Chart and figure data

▬▬▬

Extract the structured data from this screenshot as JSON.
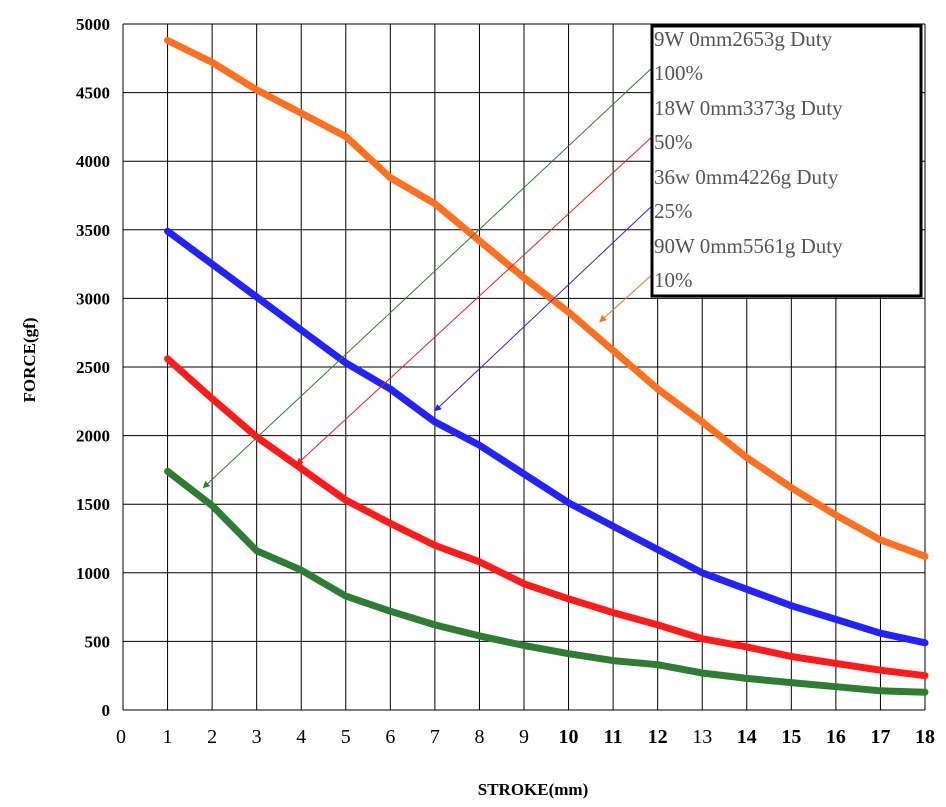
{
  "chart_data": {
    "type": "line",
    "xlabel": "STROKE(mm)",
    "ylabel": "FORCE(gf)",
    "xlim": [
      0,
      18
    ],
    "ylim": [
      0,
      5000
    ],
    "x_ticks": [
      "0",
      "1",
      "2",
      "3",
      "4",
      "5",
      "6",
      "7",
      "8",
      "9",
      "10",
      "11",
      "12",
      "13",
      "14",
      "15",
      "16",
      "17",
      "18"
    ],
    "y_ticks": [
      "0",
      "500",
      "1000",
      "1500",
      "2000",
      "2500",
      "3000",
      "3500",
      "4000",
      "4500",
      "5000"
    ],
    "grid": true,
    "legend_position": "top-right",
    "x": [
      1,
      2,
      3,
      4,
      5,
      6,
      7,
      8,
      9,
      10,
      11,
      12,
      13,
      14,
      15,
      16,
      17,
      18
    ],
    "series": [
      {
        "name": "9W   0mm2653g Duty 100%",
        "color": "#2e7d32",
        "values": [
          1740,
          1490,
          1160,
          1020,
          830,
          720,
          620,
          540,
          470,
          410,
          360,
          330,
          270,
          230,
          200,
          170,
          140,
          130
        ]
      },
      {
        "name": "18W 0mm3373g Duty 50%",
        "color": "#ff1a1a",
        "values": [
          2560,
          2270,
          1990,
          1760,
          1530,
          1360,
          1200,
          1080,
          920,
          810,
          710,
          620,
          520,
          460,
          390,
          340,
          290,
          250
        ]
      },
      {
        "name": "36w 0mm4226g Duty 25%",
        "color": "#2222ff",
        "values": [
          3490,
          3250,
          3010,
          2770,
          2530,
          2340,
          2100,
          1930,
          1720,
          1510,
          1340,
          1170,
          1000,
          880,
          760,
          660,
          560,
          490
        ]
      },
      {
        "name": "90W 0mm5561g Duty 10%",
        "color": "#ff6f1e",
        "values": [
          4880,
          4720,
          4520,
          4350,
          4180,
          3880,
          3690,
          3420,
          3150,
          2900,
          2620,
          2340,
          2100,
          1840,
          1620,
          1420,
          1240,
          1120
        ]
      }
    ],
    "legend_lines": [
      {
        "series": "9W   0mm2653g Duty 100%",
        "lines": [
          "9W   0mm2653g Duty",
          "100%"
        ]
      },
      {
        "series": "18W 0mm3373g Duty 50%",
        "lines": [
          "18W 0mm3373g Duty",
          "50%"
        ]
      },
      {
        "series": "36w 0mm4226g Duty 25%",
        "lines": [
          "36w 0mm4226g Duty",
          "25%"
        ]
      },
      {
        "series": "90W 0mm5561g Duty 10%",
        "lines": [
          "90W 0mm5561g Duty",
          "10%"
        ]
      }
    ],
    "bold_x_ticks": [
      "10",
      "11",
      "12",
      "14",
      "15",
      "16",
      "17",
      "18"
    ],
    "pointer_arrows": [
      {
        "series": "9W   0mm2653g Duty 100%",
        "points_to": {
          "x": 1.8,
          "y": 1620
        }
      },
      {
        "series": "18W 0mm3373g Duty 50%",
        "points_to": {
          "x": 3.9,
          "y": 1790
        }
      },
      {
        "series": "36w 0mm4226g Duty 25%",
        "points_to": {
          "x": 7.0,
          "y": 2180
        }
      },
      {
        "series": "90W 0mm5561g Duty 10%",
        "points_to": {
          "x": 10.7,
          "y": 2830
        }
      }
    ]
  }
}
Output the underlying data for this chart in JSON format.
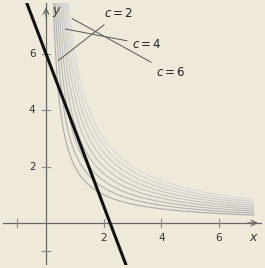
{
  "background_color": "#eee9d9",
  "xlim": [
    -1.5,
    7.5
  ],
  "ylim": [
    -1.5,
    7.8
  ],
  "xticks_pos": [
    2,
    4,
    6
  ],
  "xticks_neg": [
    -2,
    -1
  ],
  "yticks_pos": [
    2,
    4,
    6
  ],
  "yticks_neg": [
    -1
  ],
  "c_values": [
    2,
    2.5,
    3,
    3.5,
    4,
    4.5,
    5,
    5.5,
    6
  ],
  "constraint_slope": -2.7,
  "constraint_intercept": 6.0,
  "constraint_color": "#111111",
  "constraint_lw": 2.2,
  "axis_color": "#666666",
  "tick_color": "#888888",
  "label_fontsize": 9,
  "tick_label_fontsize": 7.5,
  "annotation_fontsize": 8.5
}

▬▬▬

SHORT PROBLEM
Repeat the records above exactly, leaving out the pictures.

CORRECT OUTPUT
Extract the structured data from this screenshot as JSON.
{
  "chart_data": {
    "type": "line",
    "xlabel": "STROKE(mm)",
    "ylabel": "FORCE(gf)",
    "xlim": [
      0,
      18
    ],
    "ylim": [
      0,
      5000
    ],
    "x_ticks": [
      "0",
      "1",
      "2",
      "3",
      "4",
      "5",
      "6",
      "7",
      "8",
      "9",
      "10",
      "11",
      "12",
      "13",
      "14",
      "15",
      "16",
      "17",
      "18"
    ],
    "y_ticks": [
      "0",
      "500",
      "1000",
      "1500",
      "2000",
      "2500",
      "3000",
      "3500",
      "4000",
      "4500",
      "5000"
    ],
    "grid": true,
    "legend_position": "top-right",
    "x": [
      1,
      2,
      3,
      4,
      5,
      6,
      7,
      8,
      9,
      10,
      11,
      12,
      13,
      14,
      15,
      16,
      17,
      18
    ],
    "series": [
      {
        "name": "9W   0mm2653g Duty 100%",
        "color": "#2e7d32",
        "values": [
          1740,
          1490,
          1160,
          1020,
          830,
          720,
          620,
          540,
          470,
          410,
          360,
          330,
          270,
          230,
          200,
          170,
          140,
          130
        ]
      },
      {
        "name": "18W 0mm3373g Duty 50%",
        "color": "#ff1a1a",
        "values": [
          2560,
          2270,
          1990,
          1760,
          1530,
          1360,
          1200,
          1080,
          920,
          810,
          710,
          620,
          520,
          460,
          390,
          340,
          290,
          250
        ]
      },
      {
        "name": "36w 0mm4226g Duty 25%",
        "color": "#2222ff",
        "values": [
          3490,
          3250,
          3010,
          2770,
          2530,
          2340,
          2100,
          1930,
          1720,
          1510,
          1340,
          1170,
          1000,
          880,
          760,
          660,
          560,
          490
        ]
      },
      {
        "name": "90W 0mm5561g Duty 10%",
        "color": "#ff6f1e",
        "values": [
          4880,
          4720,
          4520,
          4350,
          4180,
          3880,
          3690,
          3420,
          3150,
          2900,
          2620,
          2340,
          2100,
          1840,
          1620,
          1420,
          1240,
          1120
        ]
      }
    ],
    "legend_lines": [
      {
        "series": "9W   0mm2653g Duty 100%",
        "lines": [
          "9W   0mm2653g Duty",
          "100%"
        ]
      },
      {
        "series": "18W 0mm3373g Duty 50%",
        "lines": [
          "18W 0mm3373g Duty",
          "50%"
        ]
      },
      {
        "series": "36w 0mm4226g Duty 25%",
        "lines": [
          "36w 0mm4226g Duty",
          "25%"
        ]
      },
      {
        "series": "90W 0mm5561g Duty 10%",
        "lines": [
          "90W 0mm5561g Duty",
          "10%"
        ]
      }
    ],
    "bold_x_ticks": [
      "10",
      "11",
      "12",
      "14",
      "15",
      "16",
      "17",
      "18"
    ],
    "pointer_arrows": [
      {
        "series": "9W   0mm2653g Duty 100%",
        "points_to": {
          "x": 1.8,
          "y": 1620
        }
      },
      {
        "series": "18W 0mm3373g Duty 50%",
        "points_to": {
          "x": 3.9,
          "y": 1790
        }
      },
      {
        "series": "36w 0mm4226g Duty 25%",
        "points_to": {
          "x": 7.0,
          "y": 2180
        }
      },
      {
        "series": "90W 0mm5561g Duty 10%",
        "points_to": {
          "x": 10.7,
          "y": 2830
        }
      }
    ]
  }
}
Output the underlying data for this chart in JSON format.
{
  "background_color": "#eee9d9",
  "xlim": [
    -1.5,
    7.5
  ],
  "ylim": [
    -1.5,
    7.8
  ],
  "xticks_pos": [
    2,
    4,
    6
  ],
  "xticks_neg": [
    -2,
    -1
  ],
  "yticks_pos": [
    2,
    4,
    6
  ],
  "yticks_neg": [
    -1
  ],
  "c_values": [
    2,
    2.5,
    3,
    3.5,
    4,
    4.5,
    5,
    5.5,
    6
  ],
  "constraint_slope": -2.7,
  "constraint_intercept": 6.0,
  "constraint_color": "#111111",
  "constraint_lw": 2.2,
  "axis_color": "#666666",
  "tick_color": "#888888",
  "label_fontsize": 9,
  "tick_label_fontsize": 7.5,
  "annotation_fontsize": 8.5
}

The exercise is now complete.